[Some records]
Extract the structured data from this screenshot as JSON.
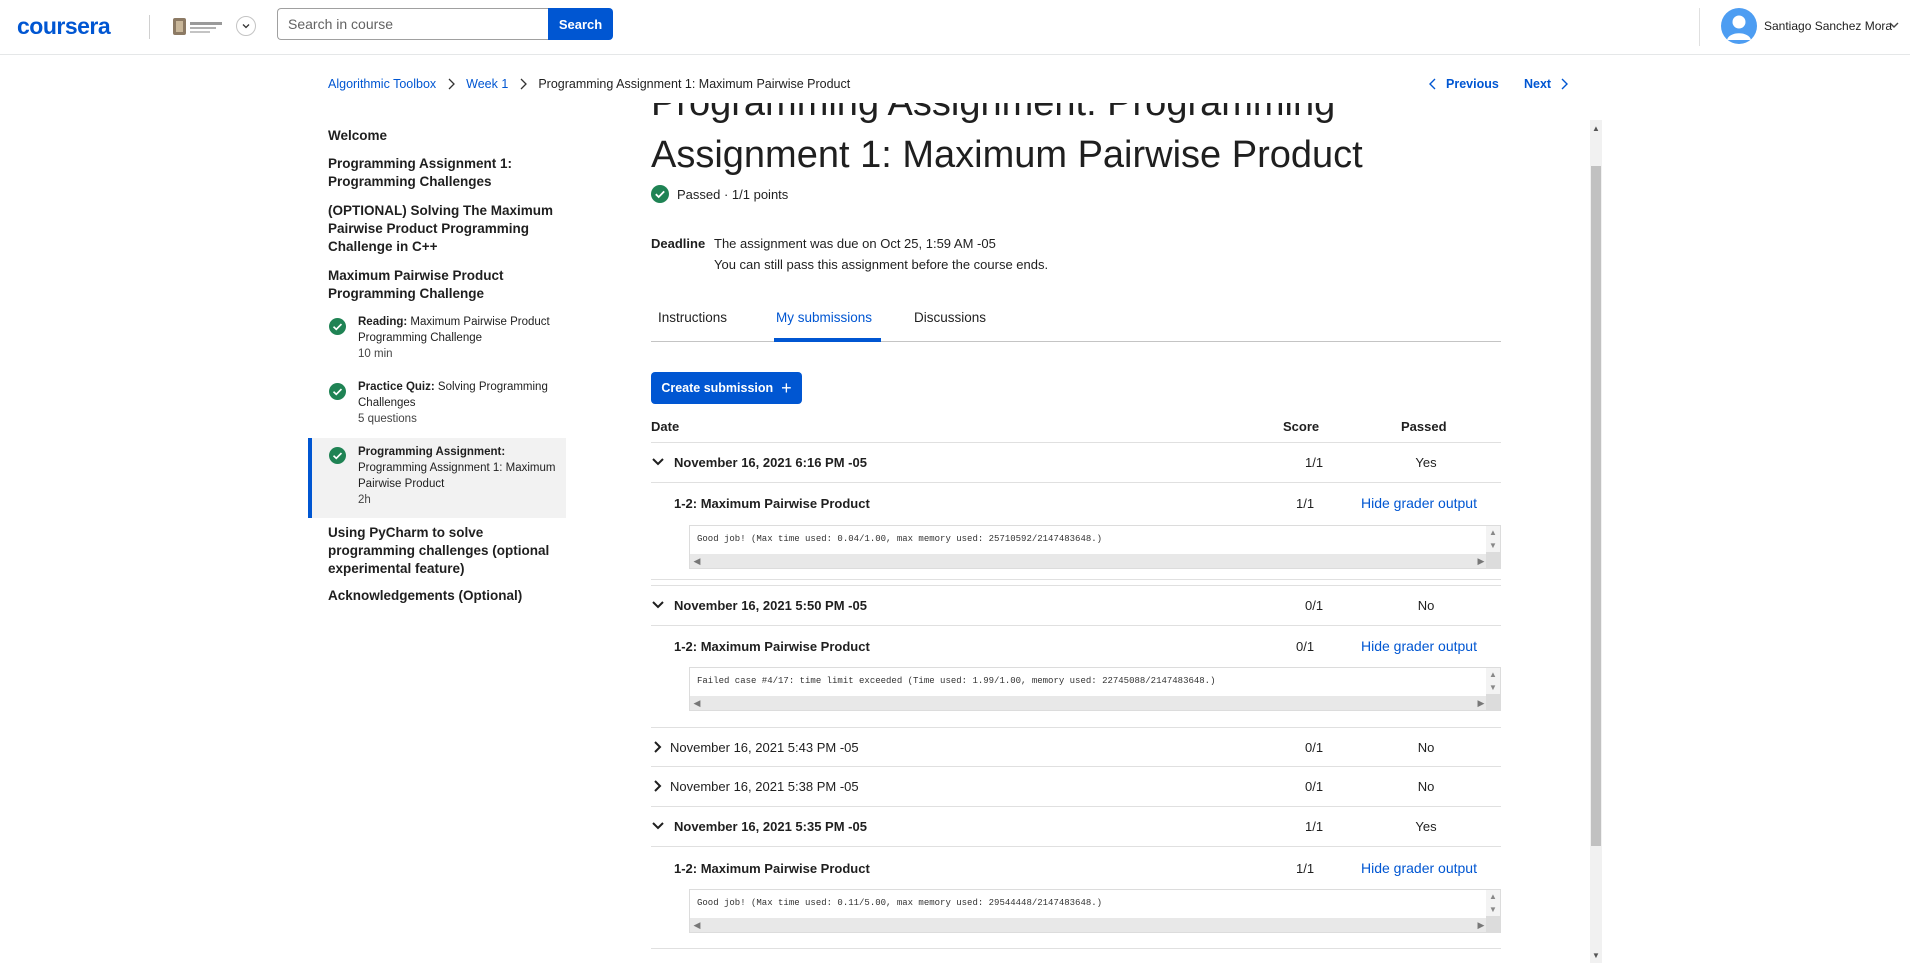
{
  "header": {
    "logo_text": "coursera",
    "search": {
      "placeholder": "Search in course",
      "button_label": "Search"
    },
    "user": {
      "name": "Santiago Sanchez Mora"
    }
  },
  "breadcrumb": {
    "items": [
      "Algorithmic Toolbox",
      "Week 1"
    ],
    "current": "Programming Assignment 1: Maximum Pairwise Product",
    "previous_label": "Previous",
    "next_label": "Next"
  },
  "sidebar": {
    "sections": [
      "Welcome",
      "Programming Assignment 1: Programming Challenges",
      "(OPTIONAL) Solving The Maximum Pairwise Product Programming Challenge in C++",
      "Maximum Pairwise Product Programming Challenge"
    ],
    "items": [
      {
        "type": "Reading:",
        "title": "Maximum Pairwise Product Programming Challenge",
        "meta": "10 min",
        "completed": true
      },
      {
        "type": "Practice Quiz:",
        "title": "Solving Programming Challenges",
        "meta": "5 questions",
        "completed": true
      },
      {
        "type": "Programming Assignment:",
        "title": "Programming Assignment 1: Maximum Pairwise Product",
        "meta": "2h",
        "completed": true,
        "active": true
      }
    ],
    "after_sections": [
      "Using PyCharm to solve programming challenges (optional experimental feature)",
      "Acknowledgements (Optional)"
    ]
  },
  "main": {
    "title_top_clipped": "Programming Assignment: Programming",
    "title": "Assignment 1: Maximum Pairwise Product",
    "status": "Passed · 1/1 points",
    "deadline": {
      "label": "Deadline",
      "line1": "The assignment was due on Oct 25, 1:59 AM -05",
      "line2": "You can still pass this assignment before the course ends."
    },
    "tabs": [
      "Instructions",
      "My submissions",
      "Discussions"
    ],
    "active_tab": "My submissions",
    "create_button": "Create submission",
    "table_headers": {
      "date": "Date",
      "score": "Score",
      "passed": "Passed"
    },
    "submissions": [
      {
        "date": "November 16, 2021 6:16 PM -05",
        "score": "1/1",
        "passed": "Yes",
        "expanded": true,
        "part": {
          "name": "1-2: Maximum Pairwise Product",
          "score": "1/1",
          "link": "Hide grader output",
          "output": "Good job! (Max time used: 0.04/1.00, max memory used: 25710592/2147483648.)"
        }
      },
      {
        "date": "November 16, 2021 5:50 PM -05",
        "score": "0/1",
        "passed": "No",
        "expanded": true,
        "part": {
          "name": "1-2: Maximum Pairwise Product",
          "score": "0/1",
          "link": "Hide grader output",
          "output": "Failed case #4/17: time limit exceeded (Time used: 1.99/1.00, memory used: 22745088/2147483648.)"
        }
      },
      {
        "date": "November 16, 2021 5:43 PM -05",
        "score": "0/1",
        "passed": "No",
        "expanded": false
      },
      {
        "date": "November 16, 2021 5:38 PM -05",
        "score": "0/1",
        "passed": "No",
        "expanded": false
      },
      {
        "date": "November 16, 2021 5:35 PM -05",
        "score": "1/1",
        "passed": "Yes",
        "expanded": true,
        "part": {
          "name": "1-2: Maximum Pairwise Product",
          "score": "1/1",
          "link": "Hide grader output",
          "output": "Good job! (Max time used: 0.11/5.00, max memory used: 29544448/2147483648.)"
        }
      }
    ]
  },
  "colors": {
    "brand": "#0056d2",
    "success": "#1f8354"
  }
}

• **SHORT EXERCISE**
Show all lines in the entries above where the string "November" appears.

• **EXPECTED ANSWER**
        "date": "November 16, 2021 6:16 PM -05",
        "date": "November 16, 2021 5:50 PM -05",
        "date": "November 16, 2021 5:43 PM -05",
        "date": "November 16, 2021 5:38 PM -05",
        "date": "November 16, 2021 5:35 PM -05",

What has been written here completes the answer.